Data listing:
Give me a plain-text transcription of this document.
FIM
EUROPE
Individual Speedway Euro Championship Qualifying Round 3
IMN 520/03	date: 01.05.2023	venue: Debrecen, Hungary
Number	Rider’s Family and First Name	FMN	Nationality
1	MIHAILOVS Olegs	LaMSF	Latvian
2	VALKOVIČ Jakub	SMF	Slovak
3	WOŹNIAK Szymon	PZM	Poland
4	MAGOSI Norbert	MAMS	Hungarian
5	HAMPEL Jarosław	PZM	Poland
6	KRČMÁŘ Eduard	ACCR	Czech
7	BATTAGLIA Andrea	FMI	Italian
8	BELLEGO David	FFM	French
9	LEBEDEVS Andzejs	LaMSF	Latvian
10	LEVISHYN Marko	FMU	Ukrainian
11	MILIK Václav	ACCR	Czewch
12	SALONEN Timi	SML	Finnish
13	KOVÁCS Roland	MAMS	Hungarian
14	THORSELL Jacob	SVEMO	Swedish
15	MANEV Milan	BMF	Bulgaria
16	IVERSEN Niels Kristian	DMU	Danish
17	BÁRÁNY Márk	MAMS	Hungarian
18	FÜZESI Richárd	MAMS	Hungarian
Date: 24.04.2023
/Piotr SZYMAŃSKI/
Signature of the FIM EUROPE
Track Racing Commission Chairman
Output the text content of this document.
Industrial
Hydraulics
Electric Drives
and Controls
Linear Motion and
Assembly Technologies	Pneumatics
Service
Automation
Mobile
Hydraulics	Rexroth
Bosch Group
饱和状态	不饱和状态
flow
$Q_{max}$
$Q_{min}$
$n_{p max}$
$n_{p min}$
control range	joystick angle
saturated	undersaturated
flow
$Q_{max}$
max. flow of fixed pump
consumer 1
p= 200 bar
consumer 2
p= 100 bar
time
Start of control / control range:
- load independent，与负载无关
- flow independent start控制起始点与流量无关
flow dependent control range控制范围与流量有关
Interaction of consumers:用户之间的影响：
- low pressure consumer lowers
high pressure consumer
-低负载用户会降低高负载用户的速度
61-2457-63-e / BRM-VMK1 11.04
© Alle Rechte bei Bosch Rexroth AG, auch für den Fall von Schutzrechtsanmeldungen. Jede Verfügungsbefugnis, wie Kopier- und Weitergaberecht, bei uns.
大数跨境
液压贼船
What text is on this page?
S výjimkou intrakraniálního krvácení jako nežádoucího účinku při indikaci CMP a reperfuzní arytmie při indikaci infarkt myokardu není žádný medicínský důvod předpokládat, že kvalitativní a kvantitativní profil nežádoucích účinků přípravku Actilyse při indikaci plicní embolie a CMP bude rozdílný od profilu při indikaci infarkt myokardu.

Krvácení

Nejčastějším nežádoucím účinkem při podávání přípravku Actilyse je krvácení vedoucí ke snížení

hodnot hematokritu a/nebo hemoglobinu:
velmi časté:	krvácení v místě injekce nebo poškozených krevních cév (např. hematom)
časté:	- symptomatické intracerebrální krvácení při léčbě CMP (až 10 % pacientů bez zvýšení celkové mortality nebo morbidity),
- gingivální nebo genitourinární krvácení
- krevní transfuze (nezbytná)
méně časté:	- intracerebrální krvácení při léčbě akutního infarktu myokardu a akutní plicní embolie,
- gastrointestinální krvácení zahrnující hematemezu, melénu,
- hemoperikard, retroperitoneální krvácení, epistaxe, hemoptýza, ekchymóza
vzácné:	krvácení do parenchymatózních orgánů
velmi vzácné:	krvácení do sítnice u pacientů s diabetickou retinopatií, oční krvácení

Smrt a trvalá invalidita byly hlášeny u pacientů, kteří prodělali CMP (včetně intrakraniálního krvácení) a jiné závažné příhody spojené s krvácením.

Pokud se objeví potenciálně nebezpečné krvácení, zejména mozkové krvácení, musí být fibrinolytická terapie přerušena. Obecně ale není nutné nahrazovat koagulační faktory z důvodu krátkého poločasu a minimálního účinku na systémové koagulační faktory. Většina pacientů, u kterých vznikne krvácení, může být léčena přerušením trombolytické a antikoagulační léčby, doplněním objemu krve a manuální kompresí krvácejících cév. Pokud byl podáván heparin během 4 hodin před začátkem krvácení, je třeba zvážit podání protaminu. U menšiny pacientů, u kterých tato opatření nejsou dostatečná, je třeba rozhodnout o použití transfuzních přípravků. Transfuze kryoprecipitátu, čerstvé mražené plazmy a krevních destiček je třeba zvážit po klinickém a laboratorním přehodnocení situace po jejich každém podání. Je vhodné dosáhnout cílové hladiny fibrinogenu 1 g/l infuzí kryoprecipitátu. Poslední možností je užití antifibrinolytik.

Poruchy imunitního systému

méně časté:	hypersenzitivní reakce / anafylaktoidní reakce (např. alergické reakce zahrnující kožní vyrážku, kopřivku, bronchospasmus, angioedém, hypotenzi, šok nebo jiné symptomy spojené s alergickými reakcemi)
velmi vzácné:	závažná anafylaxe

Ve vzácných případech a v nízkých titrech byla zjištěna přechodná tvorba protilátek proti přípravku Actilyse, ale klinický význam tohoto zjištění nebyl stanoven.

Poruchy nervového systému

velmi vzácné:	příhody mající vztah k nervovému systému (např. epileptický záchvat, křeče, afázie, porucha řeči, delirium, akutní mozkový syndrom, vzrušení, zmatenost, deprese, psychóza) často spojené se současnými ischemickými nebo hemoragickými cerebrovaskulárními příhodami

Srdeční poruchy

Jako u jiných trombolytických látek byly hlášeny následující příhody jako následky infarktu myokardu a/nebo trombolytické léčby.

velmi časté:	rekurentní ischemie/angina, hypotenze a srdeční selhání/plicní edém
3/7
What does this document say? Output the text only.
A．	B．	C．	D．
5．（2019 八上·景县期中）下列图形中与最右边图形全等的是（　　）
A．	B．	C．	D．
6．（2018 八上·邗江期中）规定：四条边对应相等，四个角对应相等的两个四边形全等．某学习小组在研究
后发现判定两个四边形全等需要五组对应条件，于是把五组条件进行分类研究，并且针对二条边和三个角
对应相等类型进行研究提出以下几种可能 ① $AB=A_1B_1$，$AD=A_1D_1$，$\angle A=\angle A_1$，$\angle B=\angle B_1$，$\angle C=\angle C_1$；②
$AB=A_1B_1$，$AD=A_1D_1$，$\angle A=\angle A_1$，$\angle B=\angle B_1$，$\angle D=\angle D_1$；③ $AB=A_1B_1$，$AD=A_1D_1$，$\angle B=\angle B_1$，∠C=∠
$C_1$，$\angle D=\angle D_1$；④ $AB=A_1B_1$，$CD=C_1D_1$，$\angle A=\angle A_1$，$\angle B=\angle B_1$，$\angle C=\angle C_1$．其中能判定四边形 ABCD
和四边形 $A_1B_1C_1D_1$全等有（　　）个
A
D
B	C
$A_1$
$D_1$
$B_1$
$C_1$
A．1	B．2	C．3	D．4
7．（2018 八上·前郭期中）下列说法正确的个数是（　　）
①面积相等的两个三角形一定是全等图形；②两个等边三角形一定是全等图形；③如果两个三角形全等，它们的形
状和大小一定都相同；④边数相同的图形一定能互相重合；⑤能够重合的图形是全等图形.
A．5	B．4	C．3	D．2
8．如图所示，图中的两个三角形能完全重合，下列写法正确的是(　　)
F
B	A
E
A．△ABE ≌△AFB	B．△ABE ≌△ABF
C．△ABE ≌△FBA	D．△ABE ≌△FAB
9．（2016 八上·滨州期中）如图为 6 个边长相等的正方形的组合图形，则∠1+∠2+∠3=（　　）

Task requirements:
Return the entries above exactly, each one complete.

Worked answer:
Give me a plain-text transcription of this document.
FIM
EUROPE
Individual Speedway Euro Championship Qualifying Round 3
IMN 520/03	date: 01.05.2023	venue: Debrecen, Hungary
Number	Rider’s Family and First Name	FMN	Nationality
1	MIHAILOVS Olegs	LaMSF	Latvian
2	VALKOVIČ Jakub	SMF	Slovak
3	WOŹNIAK Szymon	PZM	Poland
4	MAGOSI Norbert	MAMS	Hungarian
5	HAMPEL Jarosław	PZM	Poland
6	KRČMÁŘ Eduard	ACCR	Czech
7	BATTAGLIA Andrea	FMI	Italian
8	BELLEGO David	FFM	French
9	LEBEDEVS Andzejs	LaMSF	Latvian
10	LEVISHYN Marko	FMU	Ukrainian
11	MILIK Václav	ACCR	Czewch
12	SALONEN Timi	SML	Finnish
13	KOVÁCS Roland	MAMS	Hungarian
14	THORSELL Jacob	SVEMO	Swedish
15	MANEV Milan	BMF	Bulgaria
16	IVERSEN Niels Kristian	DMU	Danish
17	BÁRÁNY Márk	MAMS	Hungarian
18	FÜZESI Richárd	MAMS	Hungarian
Date: 24.04.2023
/Piotr SZYMAŃSKI/
Signature of the FIM EUROPE
Track Racing Commission Chairman
Output the text content of this document.
Industrial
Hydraulics
Electric Drives
and Controls
Linear Motion and
Assembly Technologies	Pneumatics
Service
Automation
Mobile
Hydraulics	Rexroth
Bosch Group
饱和状态	不饱和状态
flow
$Q_{max}$
$Q_{min}$
$n_{p max}$
$n_{p min}$
control range	joystick angle
saturated	undersaturated
flow
$Q_{max}$
max. flow of fixed pump
consumer 1
p= 200 bar
consumer 2
p= 100 bar
time
Start of control / control range:
- load independent，与负载无关
- flow independent start控制起始点与流量无关
flow dependent control range控制范围与流量有关
Interaction of consumers:用户之间的影响：
- low pressure consumer lowers
high pressure consumer
-低负载用户会降低高负载用户的速度
61-2457-63-e / BRM-VMK1 11.04
© Alle Rechte bei Bosch Rexroth AG, auch für den Fall von Schutzrechtsanmeldungen. Jede Verfügungsbefugnis, wie Kopier- und Weitergaberecht, bei uns.
大数跨境
液压贼船
What text is on this page?
S výjimkou intrakraniálního krvácení jako nežádoucího účinku při indikaci CMP a reperfuzní arytmie při indikaci infarkt myokardu není žádný medicínský důvod předpokládat, že kvalitativní a kvantitativní profil nežádoucích účinků přípravku Actilyse při indikaci plicní embolie a CMP bude rozdílný od profilu při indikaci infarkt myokardu.

Krvácení

Nejčastějším nežádoucím účinkem při podávání přípravku Actilyse je krvácení vedoucí ke snížení

hodnot hematokritu a/nebo hemoglobinu:
velmi časté:	krvácení v místě injekce nebo poškozených krevních cév (např. hematom)
časté:	- symptomatické intracerebrální krvácení při léčbě CMP (až 10 % pacientů bez zvýšení celkové mortality nebo morbidity),
- gingivální nebo genitourinární krvácení
- krevní transfuze (nezbytná)
méně časté:	- intracerebrální krvácení při léčbě akutního infarktu myokardu a akutní plicní embolie,
- gastrointestinální krvácení zahrnující hematemezu, melénu,
- hemoperikard, retroperitoneální krvácení, epistaxe, hemoptýza, ekchymóza
vzácné:	krvácení do parenchymatózních orgánů
velmi vzácné:	krvácení do sítnice u pacientů s diabetickou retinopatií, oční krvácení

Smrt a trvalá invalidita byly hlášeny u pacientů, kteří prodělali CMP (včetně intrakraniálního krvácení) a jiné závažné příhody spojené s krvácením.

Pokud se objeví potenciálně nebezpečné krvácení, zejména mozkové krvácení, musí být fibrinolytická terapie přerušena. Obecně ale není nutné nahrazovat koagulační faktory z důvodu krátkého poločasu a minimálního účinku na systémové koagulační faktory. Většina pacientů, u kterých vznikne krvácení, může být léčena přerušením trombolytické a antikoagulační léčby, doplněním objemu krve a manuální kompresí krvácejících cév. Pokud byl podáván heparin během 4 hodin před začátkem krvácení, je třeba zvážit podání protaminu. U menšiny pacientů, u kterých tato opatření nejsou dostatečná, je třeba rozhodnout o použití transfuzních přípravků. Transfuze kryoprecipitátu, čerstvé mražené plazmy a krevních destiček je třeba zvážit po klinickém a laboratorním přehodnocení situace po jejich každém podání. Je vhodné dosáhnout cílové hladiny fibrinogenu 1 g/l infuzí kryoprecipitátu. Poslední možností je užití antifibrinolytik.

Poruchy imunitního systému

méně časté:	hypersenzitivní reakce / anafylaktoidní reakce (např. alergické reakce zahrnující kožní vyrážku, kopřivku, bronchospasmus, angioedém, hypotenzi, šok nebo jiné symptomy spojené s alergickými reakcemi)
velmi vzácné:	závažná anafylaxe

Ve vzácných případech a v nízkých titrech byla zjištěna přechodná tvorba protilátek proti přípravku Actilyse, ale klinický význam tohoto zjištění nebyl stanoven.

Poruchy nervového systému

velmi vzácné:	příhody mající vztah k nervovému systému (např. epileptický záchvat, křeče, afázie, porucha řeči, delirium, akutní mozkový syndrom, vzrušení, zmatenost, deprese, psychóza) často spojené se současnými ischemickými nebo hemoragickými cerebrovaskulárními příhodami

Srdeční poruchy

Jako u jiných trombolytických látek byly hlášeny následující příhody jako následky infarktu myokardu a/nebo trombolytické léčby.

velmi časté:	rekurentní ischemie/angina, hypotenze a srdeční selhání/plicní edém
3/7
What does this document say? Output the text only.
A．	B．	C．	D．
5．（2019 八上·景县期中）下列图形中与最右边图形全等的是（　　）
A．	B．	C．	D．
6．（2018 八上·邗江期中）规定：四条边对应相等，四个角对应相等的两个四边形全等．某学习小组在研究
后发现判定两个四边形全等需要五组对应条件，于是把五组条件进行分类研究，并且针对二条边和三个角
对应相等类型进行研究提出以下几种可能 ① $AB=A_1B_1$，$AD=A_1D_1$，$\angle A=\angle A_1$，$\angle B=\angle B_1$，$\angle C=\angle C_1$；②
$AB=A_1B_1$，$AD=A_1D_1$，$\angle A=\angle A_1$，$\angle B=\angle B_1$，$\angle D=\angle D_1$；③ $AB=A_1B_1$，$AD=A_1D_1$，$\angle B=\angle B_1$，∠C=∠
$C_1$，$\angle D=\angle D_1$；④ $AB=A_1B_1$，$CD=C_1D_1$，$\angle A=\angle A_1$，$\angle B=\angle B_1$，$\angle C=\angle C_1$．其中能判定四边形 ABCD
和四边形 $A_1B_1C_1D_1$全等有（　　）个
A
D
B	C
$A_1$
$D_1$
$B_1$
$C_1$
A．1	B．2	C．3	D．4
7．（2018 八上·前郭期中）下列说法正确的个数是（　　）
①面积相等的两个三角形一定是全等图形；②两个等边三角形一定是全等图形；③如果两个三角形全等，它们的形
状和大小一定都相同；④边数相同的图形一定能互相重合；⑤能够重合的图形是全等图形.
A．5	B．4	C．3	D．2
8．如图所示，图中的两个三角形能完全重合，下列写法正确的是(　　)
F
B	A
E
A．△ABE ≌△AFB	B．△ABE ≌△ABF
C．△ABE ≌△FBA	D．△ABE ≌△FAB
9．（2016 八上·滨州期中）如图为 6 个边长相等的正方形的组合图形，则∠1+∠2+∠3=（　　）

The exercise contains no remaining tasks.